_Goal of the exercise:_ Set down the full listing exactly as given. Any pictures are to be left out.

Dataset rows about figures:
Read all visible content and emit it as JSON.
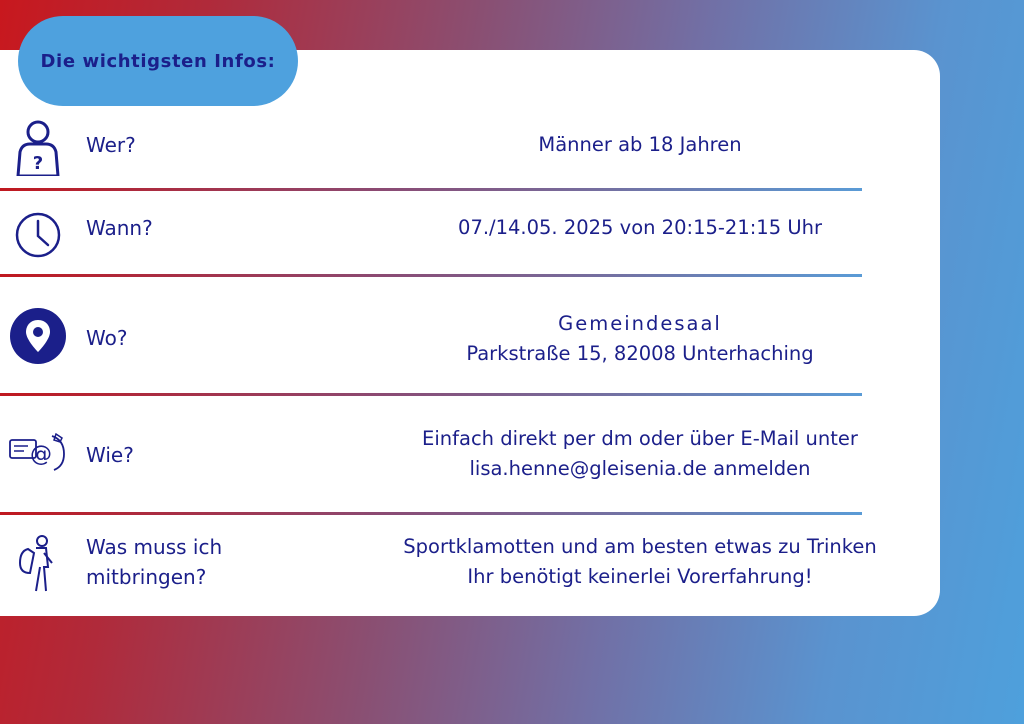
{
  "header": {
    "title": "Die wichtigsten Infos:"
  },
  "rows": [
    {
      "icon": "person-question-icon",
      "label": "Wer?",
      "value_lines": [
        "Männer ab 18 Jahren"
      ]
    },
    {
      "icon": "clock-icon",
      "label": "Wann?",
      "value_lines": [
        "07./14.05. 2025 von 20:15-21:15 Uhr"
      ]
    },
    {
      "icon": "location-pin-icon",
      "label": "Wo?",
      "value_lines": [
        "Gemeindesaal",
        "Parkstraße 15, 82008 Unterhaching"
      ]
    },
    {
      "icon": "contact-email-phone-icon",
      "label": "Wie?",
      "value_lines": [
        "Einfach direkt per dm oder über E-Mail unter",
        "lisa.henne@gleisenia.de anmelden"
      ]
    },
    {
      "icon": "hiker-backpack-icon",
      "label_lines": [
        "Was muss ich",
        "mitbringen?"
      ],
      "value_lines": [
        "Sportklamotten und am besten etwas zu Trinken",
        "Ihr benötigt keinerlei Vorerfahrung!"
      ]
    }
  ],
  "colors": {
    "accent_blue": "#4ea1de",
    "text_navy": "#1b1f8a",
    "red": "#c8181e"
  }
}
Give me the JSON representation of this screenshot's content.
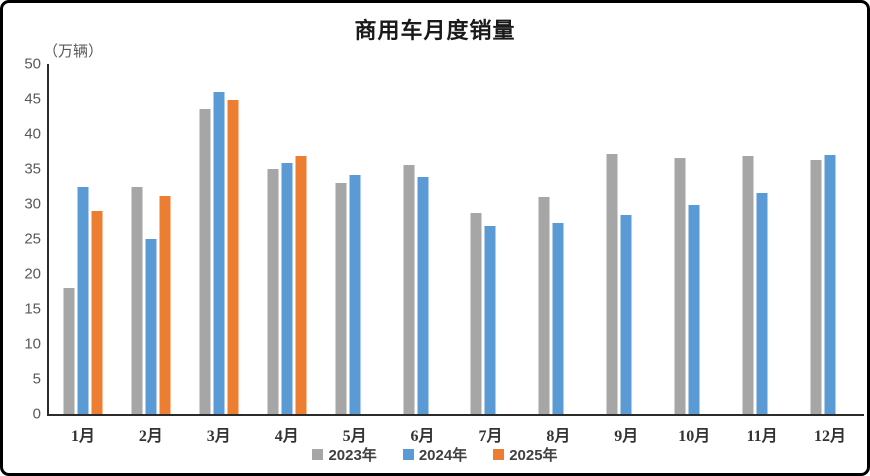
{
  "title": "商用车月度销量",
  "unit_label": "（万辆）",
  "chart_data": {
    "type": "bar",
    "title": "商用车月度销量",
    "ylabel": "（万辆）",
    "xlabel": "",
    "ylim": [
      0,
      50
    ],
    "ytick_step": 5,
    "grid": false,
    "legend_position": "bottom",
    "categories": [
      "1月",
      "2月",
      "3月",
      "4月",
      "5月",
      "6月",
      "7月",
      "8月",
      "9月",
      "10月",
      "11月",
      "12月"
    ],
    "series": [
      {
        "name": "2023年",
        "color": "#A6A6A6",
        "values": [
          18.0,
          32.5,
          43.6,
          35.0,
          33.0,
          35.6,
          28.7,
          31.0,
          37.2,
          36.6,
          36.8,
          36.3
        ]
      },
      {
        "name": "2024年",
        "color": "#5B9BD5",
        "values": [
          32.5,
          25.0,
          46.0,
          35.8,
          34.2,
          33.8,
          26.8,
          27.3,
          28.5,
          29.9,
          31.6,
          37.0
        ]
      },
      {
        "name": "2025年",
        "color": "#ED7D31",
        "values": [
          29.0,
          31.2,
          44.8,
          36.9,
          null,
          null,
          null,
          null,
          null,
          null,
          null,
          null
        ]
      }
    ]
  }
}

_Complete response:_
Read all visible content and emit it as JSON.
{
  "header": {
    "title": "Die wichtigsten Infos:"
  },
  "rows": [
    {
      "icon": "person-question-icon",
      "label": "Wer?",
      "value_lines": [
        "Männer ab 18 Jahren"
      ]
    },
    {
      "icon": "clock-icon",
      "label": "Wann?",
      "value_lines": [
        "07./14.05. 2025 von 20:15-21:15 Uhr"
      ]
    },
    {
      "icon": "location-pin-icon",
      "label": "Wo?",
      "value_lines": [
        "Gemeindesaal",
        "Parkstraße 15, 82008 Unterhaching"
      ]
    },
    {
      "icon": "contact-email-phone-icon",
      "label": "Wie?",
      "value_lines": [
        "Einfach direkt per dm oder über E-Mail unter",
        "lisa.henne@gleisenia.de anmelden"
      ]
    },
    {
      "icon": "hiker-backpack-icon",
      "label_lines": [
        "Was muss ich",
        "mitbringen?"
      ],
      "value_lines": [
        "Sportklamotten und am besten etwas zu Trinken",
        "Ihr benötigt keinerlei Vorerfahrung!"
      ]
    }
  ],
  "colors": {
    "accent_blue": "#4ea1de",
    "text_navy": "#1b1f8a",
    "red": "#c8181e"
  }
}
Give me the JSON representation of this screenshot's content.
{
  "title": "商用车月度销量",
  "unit_label": "（万辆）",
  "chart_data": {
    "type": "bar",
    "title": "商用车月度销量",
    "ylabel": "（万辆）",
    "xlabel": "",
    "ylim": [
      0,
      50
    ],
    "ytick_step": 5,
    "grid": false,
    "legend_position": "bottom",
    "categories": [
      "1月",
      "2月",
      "3月",
      "4月",
      "5月",
      "6月",
      "7月",
      "8月",
      "9月",
      "10月",
      "11月",
      "12月"
    ],
    "series": [
      {
        "name": "2023年",
        "color": "#A6A6A6",
        "values": [
          18.0,
          32.5,
          43.6,
          35.0,
          33.0,
          35.6,
          28.7,
          31.0,
          37.2,
          36.6,
          36.8,
          36.3
        ]
      },
      {
        "name": "2024年",
        "color": "#5B9BD5",
        "values": [
          32.5,
          25.0,
          46.0,
          35.8,
          34.2,
          33.8,
          26.8,
          27.3,
          28.5,
          29.9,
          31.6,
          37.0
        ]
      },
      {
        "name": "2025年",
        "color": "#ED7D31",
        "values": [
          29.0,
          31.2,
          44.8,
          36.9,
          null,
          null,
          null,
          null,
          null,
          null,
          null,
          null
        ]
      }
    ]
  }
}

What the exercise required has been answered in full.